## Task brief
Scan the material below for the string "нормативных", and copy every line where it shows up.

┌────────

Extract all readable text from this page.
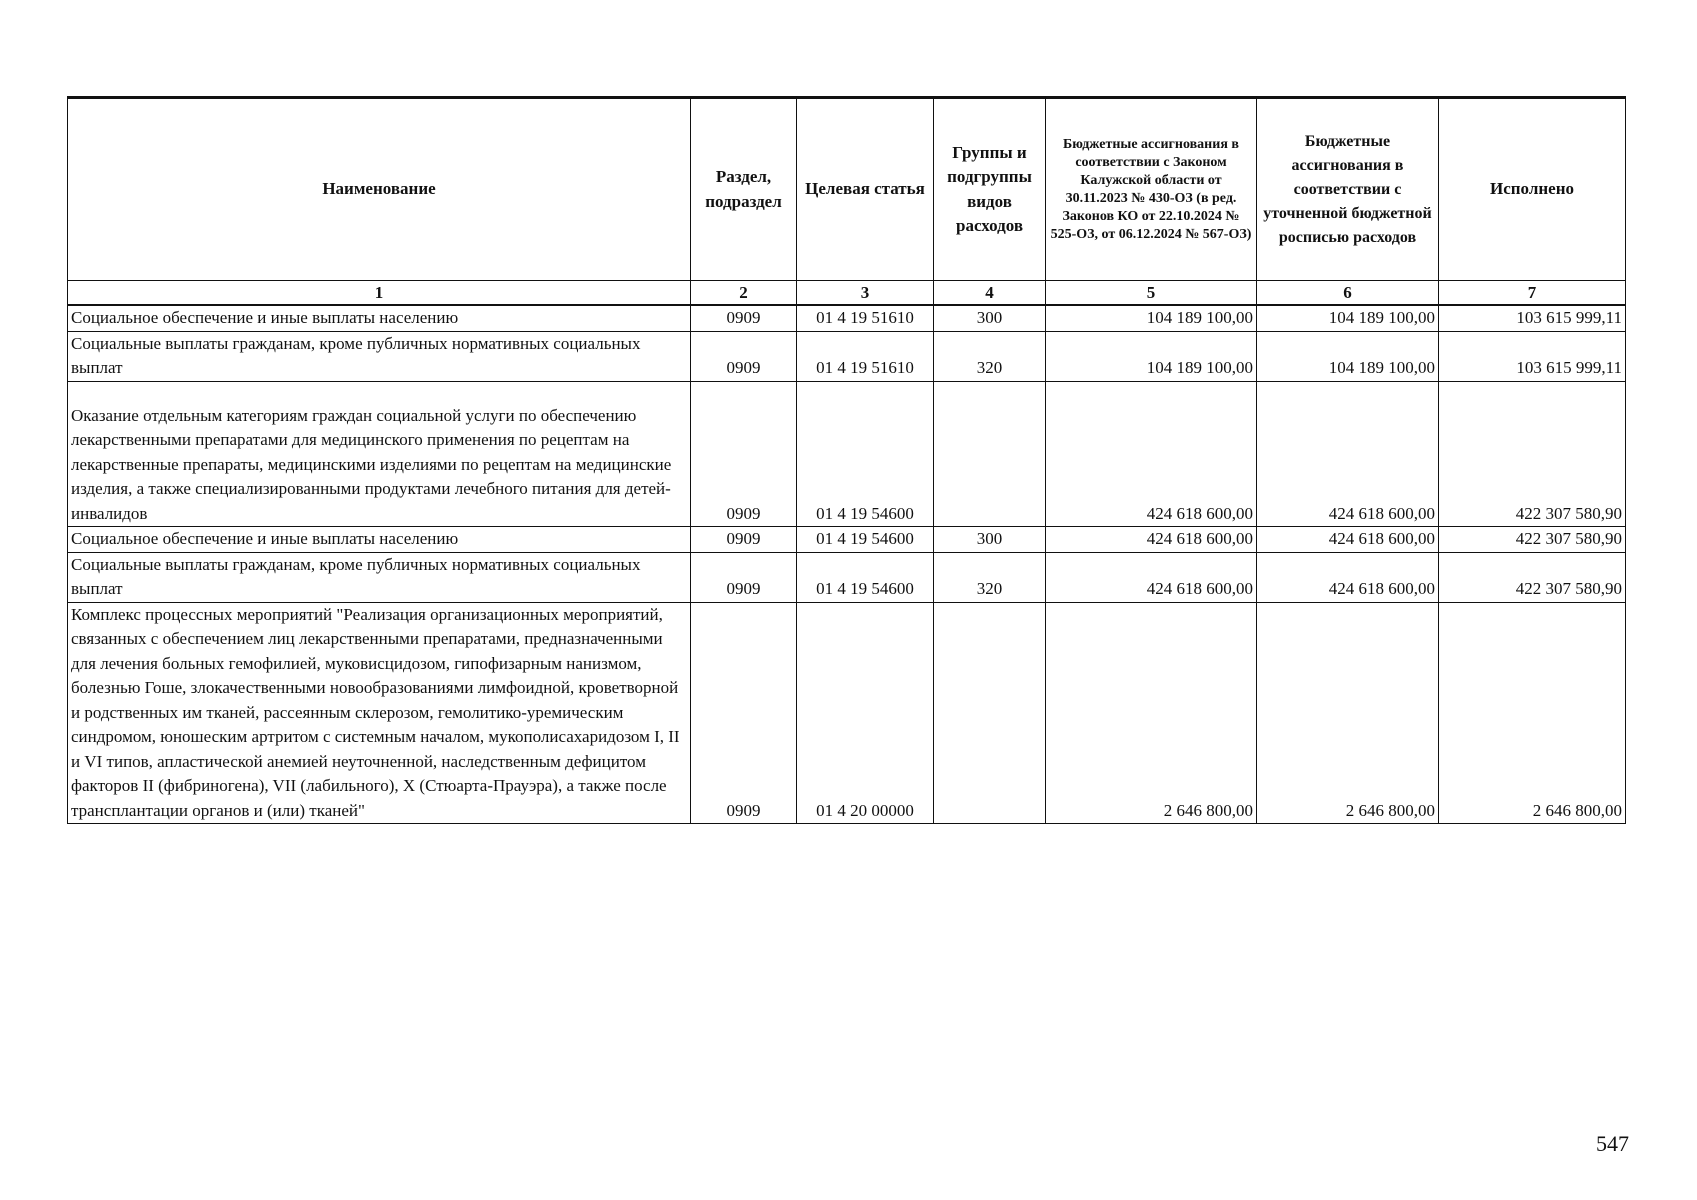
Наименование	Раздел, подраздел	Целевая статья	Группы и подгруппы видов расходов	Бюджетные ассигнования в соответствии с Законом Калужской области от 30.11.2023 № 430-ОЗ (в ред. Законов КО от 22.10.2024 № 525-ОЗ, от 06.12.2024 № 567-ОЗ)	Бюджетные ассигнования в соответствии с уточненной бюджетной росписью расходов	Исполнено
1	2	3	4	5	6	7
Социальное обеспечение и иные выплаты населению	0909	01 4 19 51610	300	104 189 100,00	104 189 100,00	103 615 999,11
Социальные выплаты гражданам, кроме публичных нормативных социальных выплат	0909	01 4 19 51610	320	104 189 100,00	104 189 100,00	103 615 999,11
Оказание отдельным категориям граждан социальной услуги по обеспечению лекарственными препаратами для медицинского применения по рецептам на лекарственные препараты, медицинскими изделиями по рецептам на медицинские изделия, а также специализированными продуктами лечебного питания для детей-инвалидов	0909	01 4 19 54600		424 618 600,00	424 618 600,00	422 307 580,90
Социальное обеспечение и иные выплаты населению	0909	01 4 19 54600	300	424 618 600,00	424 618 600,00	422 307 580,90
Социальные выплаты гражданам, кроме публичных нормативных социальных выплат	0909	01 4 19 54600	320	424 618 600,00	424 618 600,00	422 307 580,90
Комплекс процессных мероприятий "Реализация организационных мероприятий, связанных с обеспечением лиц лекарственными препаратами, предназначенными для лечения больных гемофилией, муковисцидозом, гипофизарным нанизмом, болезнью Гоше, злокачественными новообразованиями лимфоидной, кроветворной и родственных им тканей, рассеянным склерозом, гемолитико-уремическим синдромом, юношеским артритом с системным началом, мукополисахаридозом I, II и VI типов, апластической анемией неуточненной, наследственным дефицитом факторов II (фибриногена), VII (лабильного), X (Стюарта-Прауэра), а также после трансплантации органов и (или) тканей"	0909	01 4 20 00000		2 646 800,00	2 646 800,00	2 646 800,00
547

└────────

## Complete response
Социальные выплаты гражданам, кроме публичных нормативных социальных выплат	0909	01 4 19 51610	320	104 189 100,00	104 189 100,00	103 615 999,11
Социальные выплаты гражданам, кроме публичных нормативных социальных выплат	0909	01 4 19 54600	320	424 618 600,00	424 618 600,00	422 307 580,90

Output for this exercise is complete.